■ **EXERCISE DESCRIPTION**:
Reproduce the records below exactly as they appear.

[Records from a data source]

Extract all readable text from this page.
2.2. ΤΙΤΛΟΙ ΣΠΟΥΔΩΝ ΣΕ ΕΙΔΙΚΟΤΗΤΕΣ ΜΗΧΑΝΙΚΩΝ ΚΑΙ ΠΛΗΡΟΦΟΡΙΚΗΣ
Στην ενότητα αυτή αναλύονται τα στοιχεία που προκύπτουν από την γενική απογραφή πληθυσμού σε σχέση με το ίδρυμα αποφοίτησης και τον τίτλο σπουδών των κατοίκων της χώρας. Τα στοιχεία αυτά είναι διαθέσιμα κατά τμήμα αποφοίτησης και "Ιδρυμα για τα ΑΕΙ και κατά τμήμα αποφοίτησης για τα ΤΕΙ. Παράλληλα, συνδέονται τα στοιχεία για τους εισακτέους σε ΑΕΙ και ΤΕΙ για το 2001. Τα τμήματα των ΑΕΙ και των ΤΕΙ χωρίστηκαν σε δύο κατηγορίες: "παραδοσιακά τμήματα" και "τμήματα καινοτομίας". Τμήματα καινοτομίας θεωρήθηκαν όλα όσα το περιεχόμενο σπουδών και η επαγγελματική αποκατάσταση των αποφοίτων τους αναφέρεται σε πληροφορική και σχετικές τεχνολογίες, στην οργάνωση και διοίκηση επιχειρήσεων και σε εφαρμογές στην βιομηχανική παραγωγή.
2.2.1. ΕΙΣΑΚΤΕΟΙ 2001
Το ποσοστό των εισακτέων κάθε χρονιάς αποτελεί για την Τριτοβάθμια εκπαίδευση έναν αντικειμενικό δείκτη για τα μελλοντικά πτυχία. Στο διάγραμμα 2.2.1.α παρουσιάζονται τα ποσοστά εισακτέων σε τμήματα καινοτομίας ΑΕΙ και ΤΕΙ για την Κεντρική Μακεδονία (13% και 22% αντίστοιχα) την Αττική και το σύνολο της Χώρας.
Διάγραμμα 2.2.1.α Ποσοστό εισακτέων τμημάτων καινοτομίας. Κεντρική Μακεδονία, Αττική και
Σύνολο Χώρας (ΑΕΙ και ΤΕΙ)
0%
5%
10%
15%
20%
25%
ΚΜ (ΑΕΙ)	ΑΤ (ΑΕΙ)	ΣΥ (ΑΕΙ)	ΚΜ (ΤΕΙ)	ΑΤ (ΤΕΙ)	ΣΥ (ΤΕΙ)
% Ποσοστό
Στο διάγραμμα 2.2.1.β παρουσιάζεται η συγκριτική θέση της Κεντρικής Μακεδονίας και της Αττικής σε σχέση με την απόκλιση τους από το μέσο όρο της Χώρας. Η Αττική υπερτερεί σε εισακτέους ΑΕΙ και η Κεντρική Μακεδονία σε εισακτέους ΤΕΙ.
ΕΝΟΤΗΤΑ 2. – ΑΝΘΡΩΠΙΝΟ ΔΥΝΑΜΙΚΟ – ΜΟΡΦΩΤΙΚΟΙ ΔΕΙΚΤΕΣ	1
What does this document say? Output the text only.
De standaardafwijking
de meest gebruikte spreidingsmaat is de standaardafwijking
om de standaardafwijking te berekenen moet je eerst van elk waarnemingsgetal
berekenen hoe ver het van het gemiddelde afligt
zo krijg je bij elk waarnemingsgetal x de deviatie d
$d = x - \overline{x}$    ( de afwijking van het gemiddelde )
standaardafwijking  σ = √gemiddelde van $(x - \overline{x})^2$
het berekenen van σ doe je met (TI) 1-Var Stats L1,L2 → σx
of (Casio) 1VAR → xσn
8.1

■ **CORRECT OUTPUT**:
Extract all readable text from this page.
2.2. ΤΙΤΛΟΙ ΣΠΟΥΔΩΝ ΣΕ ΕΙΔΙΚΟΤΗΤΕΣ ΜΗΧΑΝΙΚΩΝ ΚΑΙ ΠΛΗΡΟΦΟΡΙΚΗΣ
Στην ενότητα αυτή αναλύονται τα στοιχεία που προκύπτουν από την γενική απογραφή πληθυσμού σε σχέση με το ίδρυμα αποφοίτησης και τον τίτλο σπουδών των κατοίκων της χώρας. Τα στοιχεία αυτά είναι διαθέσιμα κατά τμήμα αποφοίτησης και "Ιδρυμα για τα ΑΕΙ και κατά τμήμα αποφοίτησης για τα ΤΕΙ. Παράλληλα, συνδέονται τα στοιχεία για τους εισακτέους σε ΑΕΙ και ΤΕΙ για το 2001. Τα τμήματα των ΑΕΙ και των ΤΕΙ χωρίστηκαν σε δύο κατηγορίες: "παραδοσιακά τμήματα" και "τμήματα καινοτομίας". Τμήματα καινοτομίας θεωρήθηκαν όλα όσα το περιεχόμενο σπουδών και η επαγγελματική αποκατάσταση των αποφοίτων τους αναφέρεται σε πληροφορική και σχετικές τεχνολογίες, στην οργάνωση και διοίκηση επιχειρήσεων και σε εφαρμογές στην βιομηχανική παραγωγή.
2.2.1. ΕΙΣΑΚΤΕΟΙ 2001
Το ποσοστό των εισακτέων κάθε χρονιάς αποτελεί για την Τριτοβάθμια εκπαίδευση έναν αντικειμενικό δείκτη για τα μελλοντικά πτυχία. Στο διάγραμμα 2.2.1.α παρουσιάζονται τα ποσοστά εισακτέων σε τμήματα καινοτομίας ΑΕΙ και ΤΕΙ για την Κεντρική Μακεδονία (13% και 22% αντίστοιχα) την Αττική και το σύνολο της Χώρας.
Διάγραμμα 2.2.1.α Ποσοστό εισακτέων τμημάτων καινοτομίας. Κεντρική Μακεδονία, Αττική και
Σύνολο Χώρας (ΑΕΙ και ΤΕΙ)
0%
5%
10%
15%
20%
25%
ΚΜ (ΑΕΙ)	ΑΤ (ΑΕΙ)	ΣΥ (ΑΕΙ)	ΚΜ (ΤΕΙ)	ΑΤ (ΤΕΙ)	ΣΥ (ΤΕΙ)
% Ποσοστό
Στο διάγραμμα 2.2.1.β παρουσιάζεται η συγκριτική θέση της Κεντρικής Μακεδονίας και της Αττικής σε σχέση με την απόκλιση τους από το μέσο όρο της Χώρας. Η Αττική υπερτερεί σε εισακτέους ΑΕΙ και η Κεντρική Μακεδονία σε εισακτέους ΤΕΙ.
ΕΝΟΤΗΤΑ 2. – ΑΝΘΡΩΠΙΝΟ ΔΥΝΑΜΙΚΟ – ΜΟΡΦΩΤΙΚΟΙ ΔΕΙΚΤΕΣ	1
What does this document say? Output the text only.
De standaardafwijking
de meest gebruikte spreidingsmaat is de standaardafwijking
om de standaardafwijking te berekenen moet je eerst van elk waarnemingsgetal
berekenen hoe ver het van het gemiddelde afligt
zo krijg je bij elk waarnemingsgetal x de deviatie d
$d = x - \overline{x}$    ( de afwijking van het gemiddelde )
standaardafwijking  σ = √gemiddelde van $(x - \overline{x})^2$
het berekenen van σ doe je met (TI) 1-Var Stats L1,L2 → σx
of (Casio) 1VAR → xσn
8.1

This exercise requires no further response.